Given task:
Tally the lines holding the string "bottom" and reply with that number alone.

Source records:

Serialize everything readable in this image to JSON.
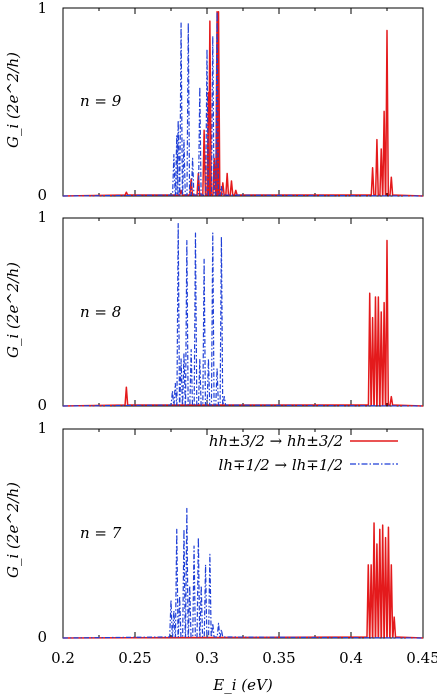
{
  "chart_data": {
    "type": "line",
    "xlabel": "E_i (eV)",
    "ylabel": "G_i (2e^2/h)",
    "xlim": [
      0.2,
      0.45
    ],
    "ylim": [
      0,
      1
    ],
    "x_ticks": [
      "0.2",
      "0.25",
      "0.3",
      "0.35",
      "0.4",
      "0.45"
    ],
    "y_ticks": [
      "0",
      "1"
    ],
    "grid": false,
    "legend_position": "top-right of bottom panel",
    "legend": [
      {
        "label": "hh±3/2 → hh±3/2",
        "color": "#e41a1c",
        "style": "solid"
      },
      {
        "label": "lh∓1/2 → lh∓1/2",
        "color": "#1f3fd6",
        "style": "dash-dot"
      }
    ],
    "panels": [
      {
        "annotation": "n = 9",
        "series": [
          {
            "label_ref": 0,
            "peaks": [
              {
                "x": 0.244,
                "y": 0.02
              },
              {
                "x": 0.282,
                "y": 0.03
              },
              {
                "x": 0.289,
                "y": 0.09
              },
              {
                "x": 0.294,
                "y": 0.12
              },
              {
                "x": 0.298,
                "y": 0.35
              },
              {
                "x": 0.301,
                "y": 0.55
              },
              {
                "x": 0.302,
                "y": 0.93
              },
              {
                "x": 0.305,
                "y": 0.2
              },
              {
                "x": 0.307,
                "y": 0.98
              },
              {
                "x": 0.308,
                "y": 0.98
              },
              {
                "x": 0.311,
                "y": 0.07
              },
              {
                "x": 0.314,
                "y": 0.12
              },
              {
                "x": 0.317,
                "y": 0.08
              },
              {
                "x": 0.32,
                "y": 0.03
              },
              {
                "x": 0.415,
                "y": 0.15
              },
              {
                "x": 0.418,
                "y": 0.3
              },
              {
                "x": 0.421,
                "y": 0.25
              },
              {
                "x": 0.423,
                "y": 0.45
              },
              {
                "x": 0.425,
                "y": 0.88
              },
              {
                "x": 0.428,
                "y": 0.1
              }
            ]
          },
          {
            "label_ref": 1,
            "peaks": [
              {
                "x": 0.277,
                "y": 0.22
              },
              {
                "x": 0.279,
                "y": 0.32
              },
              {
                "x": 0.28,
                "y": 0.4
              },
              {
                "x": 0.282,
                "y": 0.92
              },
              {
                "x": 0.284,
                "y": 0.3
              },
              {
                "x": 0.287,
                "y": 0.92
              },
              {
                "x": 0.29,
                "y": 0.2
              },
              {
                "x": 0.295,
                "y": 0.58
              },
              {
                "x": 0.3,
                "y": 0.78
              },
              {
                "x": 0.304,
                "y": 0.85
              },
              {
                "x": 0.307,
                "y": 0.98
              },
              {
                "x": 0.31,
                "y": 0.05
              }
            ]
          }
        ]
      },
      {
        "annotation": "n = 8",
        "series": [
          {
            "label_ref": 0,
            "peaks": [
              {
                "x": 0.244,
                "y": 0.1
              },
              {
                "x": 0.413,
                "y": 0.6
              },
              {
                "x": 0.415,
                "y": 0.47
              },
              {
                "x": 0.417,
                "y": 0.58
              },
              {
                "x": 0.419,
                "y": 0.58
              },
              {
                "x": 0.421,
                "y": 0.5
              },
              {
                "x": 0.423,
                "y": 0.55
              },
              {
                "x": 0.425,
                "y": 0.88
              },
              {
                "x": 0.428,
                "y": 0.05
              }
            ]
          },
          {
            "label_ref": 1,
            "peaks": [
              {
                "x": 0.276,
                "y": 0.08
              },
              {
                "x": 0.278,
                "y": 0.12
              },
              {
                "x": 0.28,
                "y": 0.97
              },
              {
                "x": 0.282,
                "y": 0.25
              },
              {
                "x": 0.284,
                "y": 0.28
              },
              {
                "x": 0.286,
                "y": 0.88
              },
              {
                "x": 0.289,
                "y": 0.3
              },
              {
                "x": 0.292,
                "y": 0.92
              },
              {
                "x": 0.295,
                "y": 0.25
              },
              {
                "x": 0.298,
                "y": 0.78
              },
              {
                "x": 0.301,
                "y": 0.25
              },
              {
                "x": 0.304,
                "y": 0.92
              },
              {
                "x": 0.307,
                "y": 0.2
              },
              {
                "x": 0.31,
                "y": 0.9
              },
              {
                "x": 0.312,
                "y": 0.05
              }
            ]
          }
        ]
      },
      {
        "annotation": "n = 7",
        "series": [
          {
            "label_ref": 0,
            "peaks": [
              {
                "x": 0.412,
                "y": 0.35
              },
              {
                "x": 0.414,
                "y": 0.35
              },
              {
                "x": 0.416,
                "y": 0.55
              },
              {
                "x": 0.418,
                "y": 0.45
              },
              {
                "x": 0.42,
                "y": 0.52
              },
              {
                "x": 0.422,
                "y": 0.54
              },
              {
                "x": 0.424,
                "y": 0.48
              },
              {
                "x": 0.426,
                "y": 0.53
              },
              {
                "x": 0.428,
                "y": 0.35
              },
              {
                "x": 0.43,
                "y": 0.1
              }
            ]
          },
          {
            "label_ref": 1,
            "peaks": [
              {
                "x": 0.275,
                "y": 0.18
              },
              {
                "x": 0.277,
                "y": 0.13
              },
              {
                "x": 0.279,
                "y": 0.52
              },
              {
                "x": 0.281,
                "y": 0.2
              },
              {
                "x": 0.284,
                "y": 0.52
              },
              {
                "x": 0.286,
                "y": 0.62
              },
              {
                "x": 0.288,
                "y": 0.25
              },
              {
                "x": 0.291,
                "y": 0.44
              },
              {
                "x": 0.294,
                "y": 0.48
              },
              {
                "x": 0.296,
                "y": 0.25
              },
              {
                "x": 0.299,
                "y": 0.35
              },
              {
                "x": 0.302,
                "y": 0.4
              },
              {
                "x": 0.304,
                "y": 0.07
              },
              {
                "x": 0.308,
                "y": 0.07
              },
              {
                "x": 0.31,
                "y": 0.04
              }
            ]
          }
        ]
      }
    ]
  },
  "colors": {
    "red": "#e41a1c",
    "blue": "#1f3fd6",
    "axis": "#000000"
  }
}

--

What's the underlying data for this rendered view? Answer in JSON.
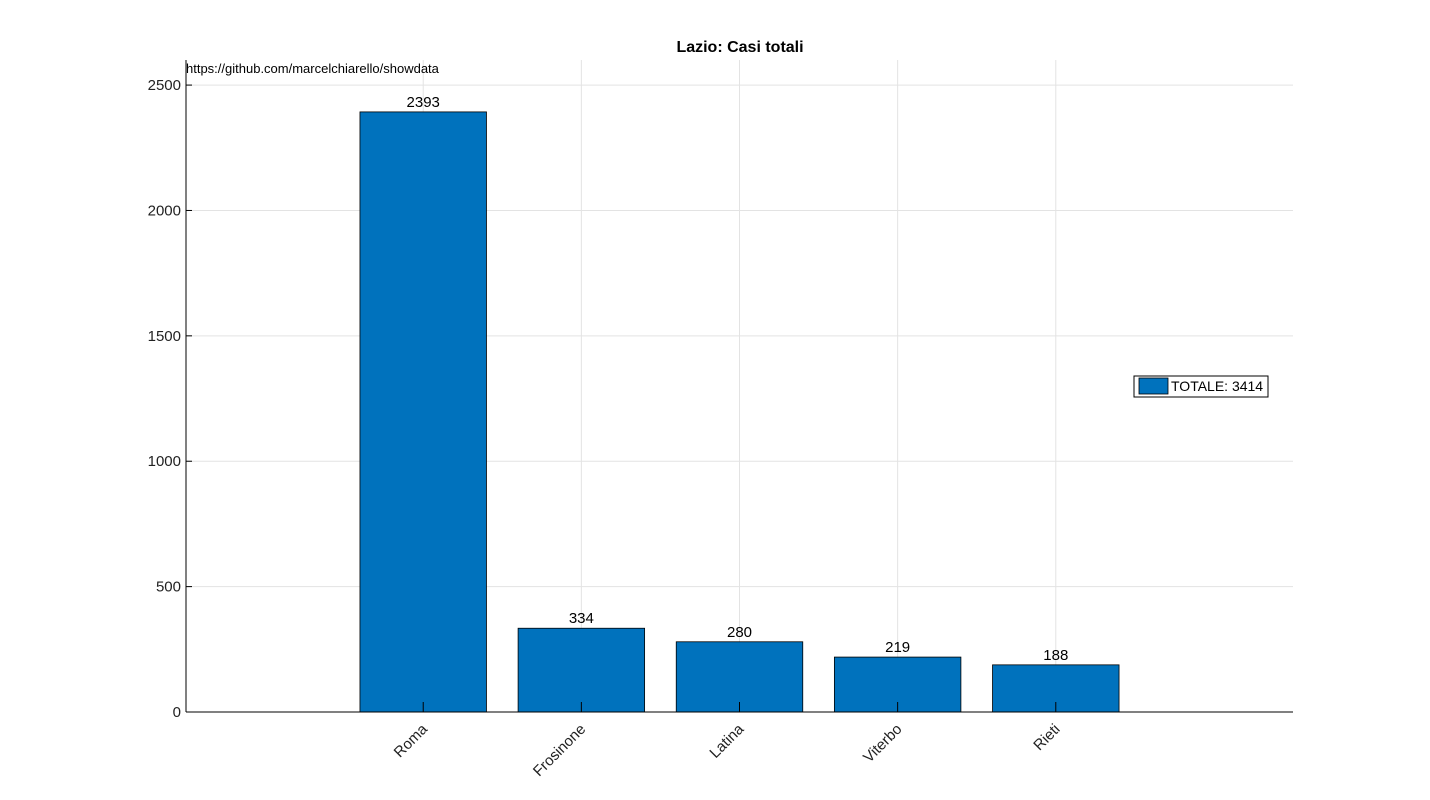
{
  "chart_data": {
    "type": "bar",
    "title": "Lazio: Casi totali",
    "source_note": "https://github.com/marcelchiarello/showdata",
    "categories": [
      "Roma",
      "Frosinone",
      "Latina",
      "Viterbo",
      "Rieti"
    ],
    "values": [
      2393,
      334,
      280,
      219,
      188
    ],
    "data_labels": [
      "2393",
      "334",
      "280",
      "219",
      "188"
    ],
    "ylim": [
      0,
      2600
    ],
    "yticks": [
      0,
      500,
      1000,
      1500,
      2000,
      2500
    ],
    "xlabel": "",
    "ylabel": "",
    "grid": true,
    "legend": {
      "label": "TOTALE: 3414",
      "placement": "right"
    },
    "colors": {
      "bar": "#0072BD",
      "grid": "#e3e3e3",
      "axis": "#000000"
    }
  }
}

--

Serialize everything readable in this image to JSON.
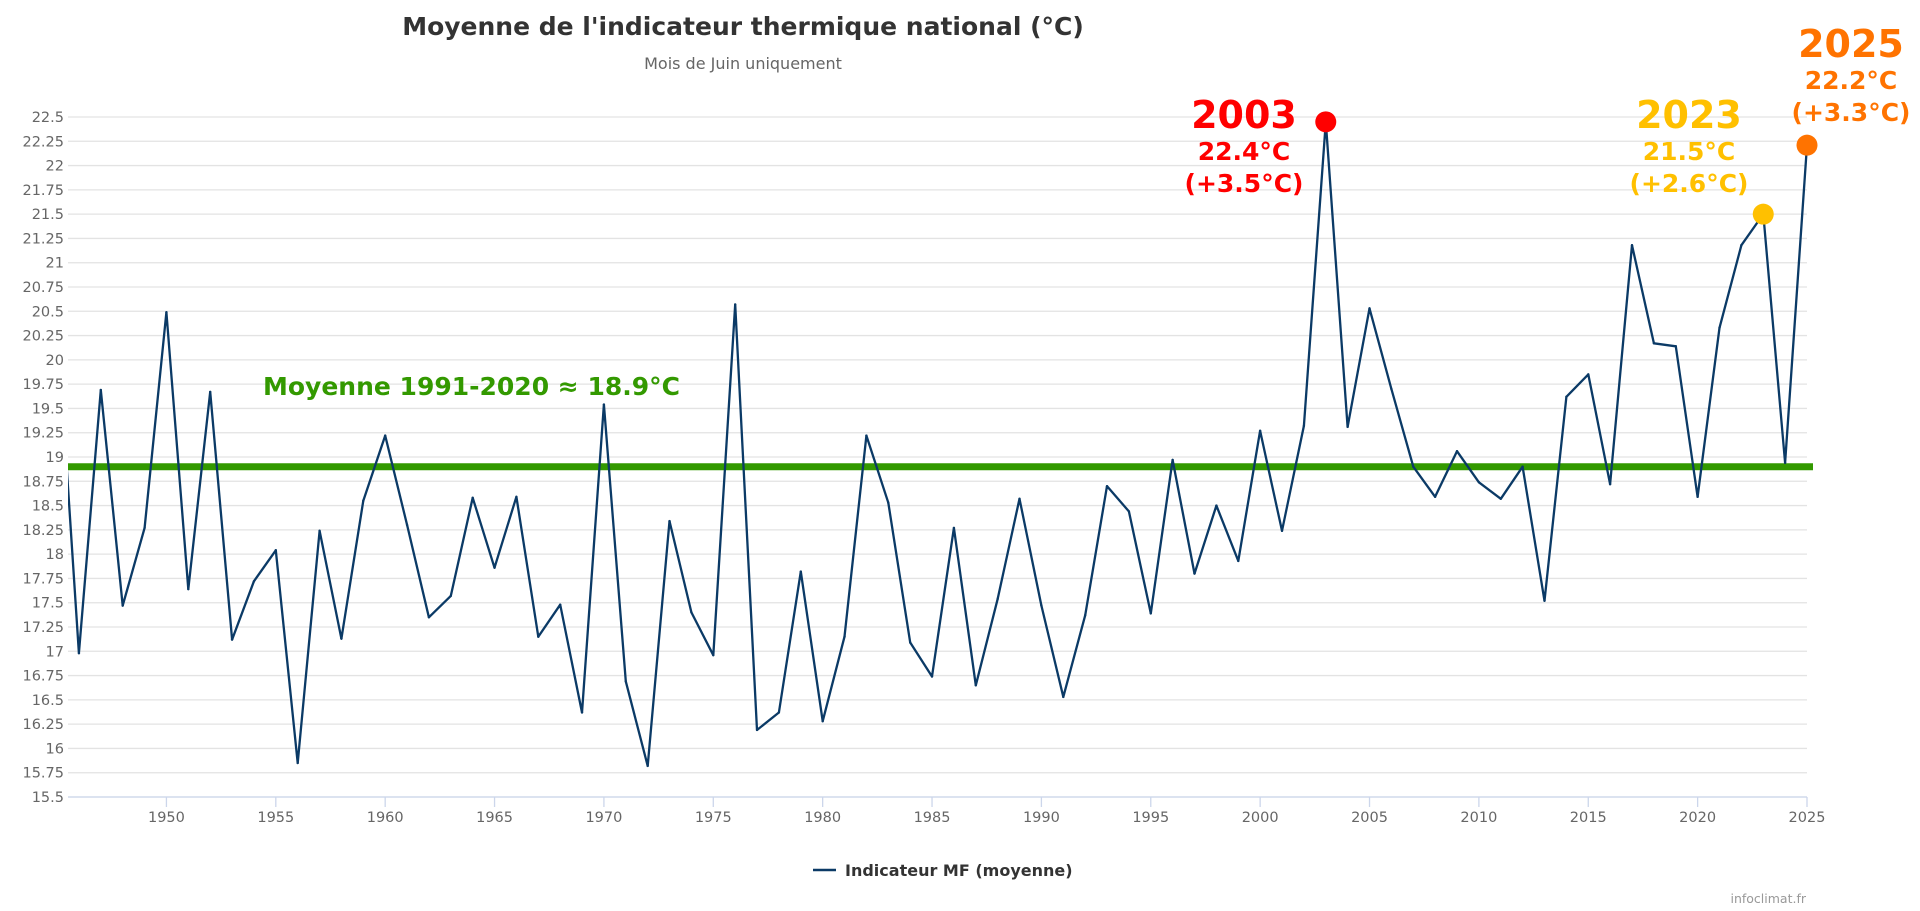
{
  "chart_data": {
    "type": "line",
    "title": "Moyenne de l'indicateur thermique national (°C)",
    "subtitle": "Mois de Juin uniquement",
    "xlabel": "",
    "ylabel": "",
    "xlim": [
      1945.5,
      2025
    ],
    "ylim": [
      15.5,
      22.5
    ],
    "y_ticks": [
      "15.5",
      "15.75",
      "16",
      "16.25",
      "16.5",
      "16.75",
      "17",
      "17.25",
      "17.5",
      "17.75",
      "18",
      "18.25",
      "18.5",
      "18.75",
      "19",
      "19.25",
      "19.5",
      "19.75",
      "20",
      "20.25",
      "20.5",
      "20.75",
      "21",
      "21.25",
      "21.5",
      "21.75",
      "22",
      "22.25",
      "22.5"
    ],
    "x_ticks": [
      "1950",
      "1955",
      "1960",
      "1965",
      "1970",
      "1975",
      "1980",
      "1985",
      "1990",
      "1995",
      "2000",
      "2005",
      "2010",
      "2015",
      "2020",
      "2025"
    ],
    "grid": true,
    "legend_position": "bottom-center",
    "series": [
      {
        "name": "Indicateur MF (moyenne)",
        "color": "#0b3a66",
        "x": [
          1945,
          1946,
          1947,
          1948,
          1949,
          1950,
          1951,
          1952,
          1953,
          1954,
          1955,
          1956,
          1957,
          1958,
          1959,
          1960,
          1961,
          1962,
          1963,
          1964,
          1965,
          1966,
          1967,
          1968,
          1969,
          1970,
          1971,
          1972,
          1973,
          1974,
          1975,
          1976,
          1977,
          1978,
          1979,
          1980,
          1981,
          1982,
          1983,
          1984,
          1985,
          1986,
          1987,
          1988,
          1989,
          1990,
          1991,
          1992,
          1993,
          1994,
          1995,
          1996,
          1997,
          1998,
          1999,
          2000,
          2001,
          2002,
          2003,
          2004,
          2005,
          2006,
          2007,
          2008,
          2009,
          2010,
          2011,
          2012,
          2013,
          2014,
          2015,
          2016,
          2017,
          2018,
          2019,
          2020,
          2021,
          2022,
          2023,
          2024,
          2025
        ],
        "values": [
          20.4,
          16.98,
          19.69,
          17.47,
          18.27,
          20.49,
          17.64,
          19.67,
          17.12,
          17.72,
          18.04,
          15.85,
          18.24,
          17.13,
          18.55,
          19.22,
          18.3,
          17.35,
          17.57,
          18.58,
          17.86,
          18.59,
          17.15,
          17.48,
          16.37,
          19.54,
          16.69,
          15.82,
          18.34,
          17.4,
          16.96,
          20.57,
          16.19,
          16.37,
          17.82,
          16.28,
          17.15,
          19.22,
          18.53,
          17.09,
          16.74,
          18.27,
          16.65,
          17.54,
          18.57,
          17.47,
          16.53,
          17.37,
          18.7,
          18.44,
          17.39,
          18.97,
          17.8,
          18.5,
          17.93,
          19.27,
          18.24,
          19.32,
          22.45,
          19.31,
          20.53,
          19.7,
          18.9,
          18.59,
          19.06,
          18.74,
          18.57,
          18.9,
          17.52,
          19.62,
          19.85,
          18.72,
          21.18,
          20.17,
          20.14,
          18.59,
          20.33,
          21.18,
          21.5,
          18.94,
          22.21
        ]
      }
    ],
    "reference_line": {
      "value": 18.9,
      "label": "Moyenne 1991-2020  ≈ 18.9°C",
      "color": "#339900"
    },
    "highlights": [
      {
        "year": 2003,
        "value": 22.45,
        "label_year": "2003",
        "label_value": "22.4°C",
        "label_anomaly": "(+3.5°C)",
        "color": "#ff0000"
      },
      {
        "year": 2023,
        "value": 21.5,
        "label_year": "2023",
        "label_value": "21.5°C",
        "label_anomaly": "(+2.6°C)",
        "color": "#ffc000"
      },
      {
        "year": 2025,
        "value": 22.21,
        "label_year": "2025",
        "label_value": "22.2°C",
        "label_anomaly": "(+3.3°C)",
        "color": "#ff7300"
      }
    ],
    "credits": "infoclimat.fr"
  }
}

Solution for this exercise:
2